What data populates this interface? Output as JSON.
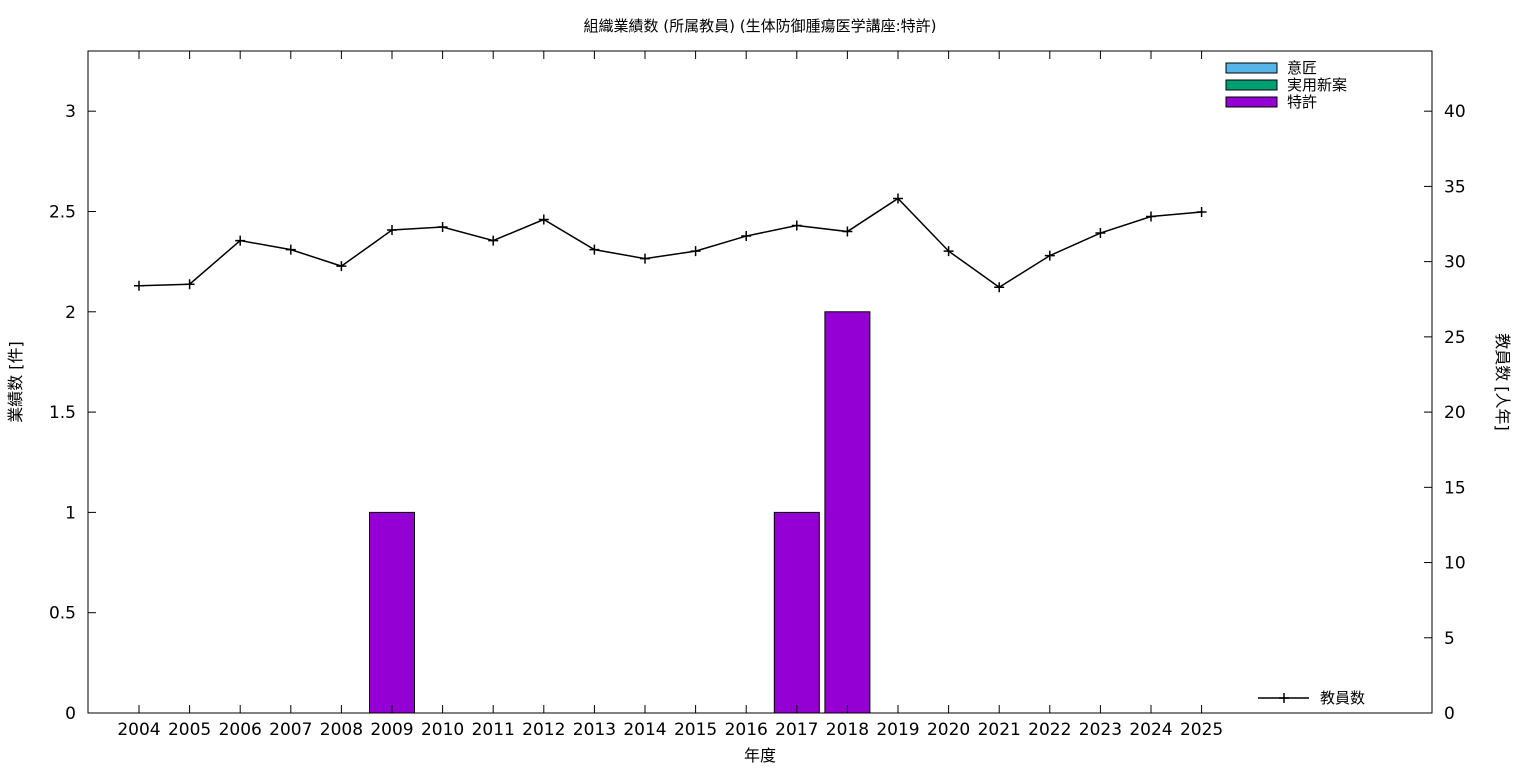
{
  "chart_data": {
    "type": "bar",
    "title": "組織業績数 (所属教員) (生体防御腫瘍医学講座:特許)",
    "xlabel": "年度",
    "ylabel": "業績数 [件]",
    "y2label": "教員数 [人年]",
    "categories": [
      "2004",
      "2005",
      "2006",
      "2007",
      "2008",
      "2009",
      "2010",
      "2011",
      "2012",
      "2013",
      "2014",
      "2015",
      "2016",
      "2017",
      "2018",
      "2019",
      "2020",
      "2021",
      "2022",
      "2023",
      "2024",
      "2025"
    ],
    "ylim": [
      0,
      3.3
    ],
    "yticks": [
      "0",
      "0.5",
      "1",
      "1.5",
      "2",
      "2.5",
      "3"
    ],
    "y2lim": [
      0,
      44
    ],
    "y2ticks": [
      "0",
      "5",
      "10",
      "15",
      "20",
      "25",
      "30",
      "35",
      "40"
    ],
    "series": [
      {
        "name": "意匠",
        "color": "#56b4e9",
        "values": [
          0,
          0,
          0,
          0,
          0,
          0,
          0,
          0,
          0,
          0,
          0,
          0,
          0,
          0,
          0,
          0,
          0,
          0,
          0,
          0,
          0,
          0
        ]
      },
      {
        "name": "実用新案",
        "color": "#009e73",
        "values": [
          0,
          0,
          0,
          0,
          0,
          0,
          0,
          0,
          0,
          0,
          0,
          0,
          0,
          0,
          0,
          0,
          0,
          0,
          0,
          0,
          0,
          0
        ]
      },
      {
        "name": "特許",
        "color": "#9400d3",
        "values": [
          0,
          0,
          0,
          0,
          0,
          1,
          0,
          0,
          0,
          0,
          0,
          0,
          0,
          1,
          2,
          0,
          0,
          0,
          0,
          0,
          0,
          0
        ]
      }
    ],
    "line_series": {
      "name": "教員数",
      "color": "#000000",
      "axis": "right",
      "values": [
        28.4,
        28.5,
        31.4,
        30.8,
        29.7,
        32.1,
        32.3,
        31.4,
        32.8,
        30.8,
        30.2,
        30.7,
        31.7,
        32.4,
        32.0,
        34.2,
        30.7,
        28.3,
        30.4,
        31.9,
        33.0,
        33.3
      ]
    },
    "legend_position": "top-right",
    "line_legend_position": "bottom-right",
    "grid": false
  }
}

____________________

◆ **TASK BRIEF**
Omit the pictures, then output the rest of the listing exactly.

◆ **RESULT BELOW**
What data populates this interface? Output as JSON.
{
  "chart_data": {
    "type": "bar",
    "title": "組織業績数 (所属教員) (生体防御腫瘍医学講座:特許)",
    "xlabel": "年度",
    "ylabel": "業績数 [件]",
    "y2label": "教員数 [人年]",
    "categories": [
      "2004",
      "2005",
      "2006",
      "2007",
      "2008",
      "2009",
      "2010",
      "2011",
      "2012",
      "2013",
      "2014",
      "2015",
      "2016",
      "2017",
      "2018",
      "2019",
      "2020",
      "2021",
      "2022",
      "2023",
      "2024",
      "2025"
    ],
    "ylim": [
      0,
      3.3
    ],
    "yticks": [
      "0",
      "0.5",
      "1",
      "1.5",
      "2",
      "2.5",
      "3"
    ],
    "y2lim": [
      0,
      44
    ],
    "y2ticks": [
      "0",
      "5",
      "10",
      "15",
      "20",
      "25",
      "30",
      "35",
      "40"
    ],
    "series": [
      {
        "name": "意匠",
        "color": "#56b4e9",
        "values": [
          0,
          0,
          0,
          0,
          0,
          0,
          0,
          0,
          0,
          0,
          0,
          0,
          0,
          0,
          0,
          0,
          0,
          0,
          0,
          0,
          0,
          0
        ]
      },
      {
        "name": "実用新案",
        "color": "#009e73",
        "values": [
          0,
          0,
          0,
          0,
          0,
          0,
          0,
          0,
          0,
          0,
          0,
          0,
          0,
          0,
          0,
          0,
          0,
          0,
          0,
          0,
          0,
          0
        ]
      },
      {
        "name": "特許",
        "color": "#9400d3",
        "values": [
          0,
          0,
          0,
          0,
          0,
          1,
          0,
          0,
          0,
          0,
          0,
          0,
          0,
          1,
          2,
          0,
          0,
          0,
          0,
          0,
          0,
          0
        ]
      }
    ],
    "line_series": {
      "name": "教員数",
      "color": "#000000",
      "axis": "right",
      "values": [
        28.4,
        28.5,
        31.4,
        30.8,
        29.7,
        32.1,
        32.3,
        31.4,
        32.8,
        30.8,
        30.2,
        30.7,
        31.7,
        32.4,
        32.0,
        34.2,
        30.7,
        28.3,
        30.4,
        31.9,
        33.0,
        33.3
      ]
    },
    "legend_position": "top-right",
    "line_legend_position": "bottom-right",
    "grid": false
  }
}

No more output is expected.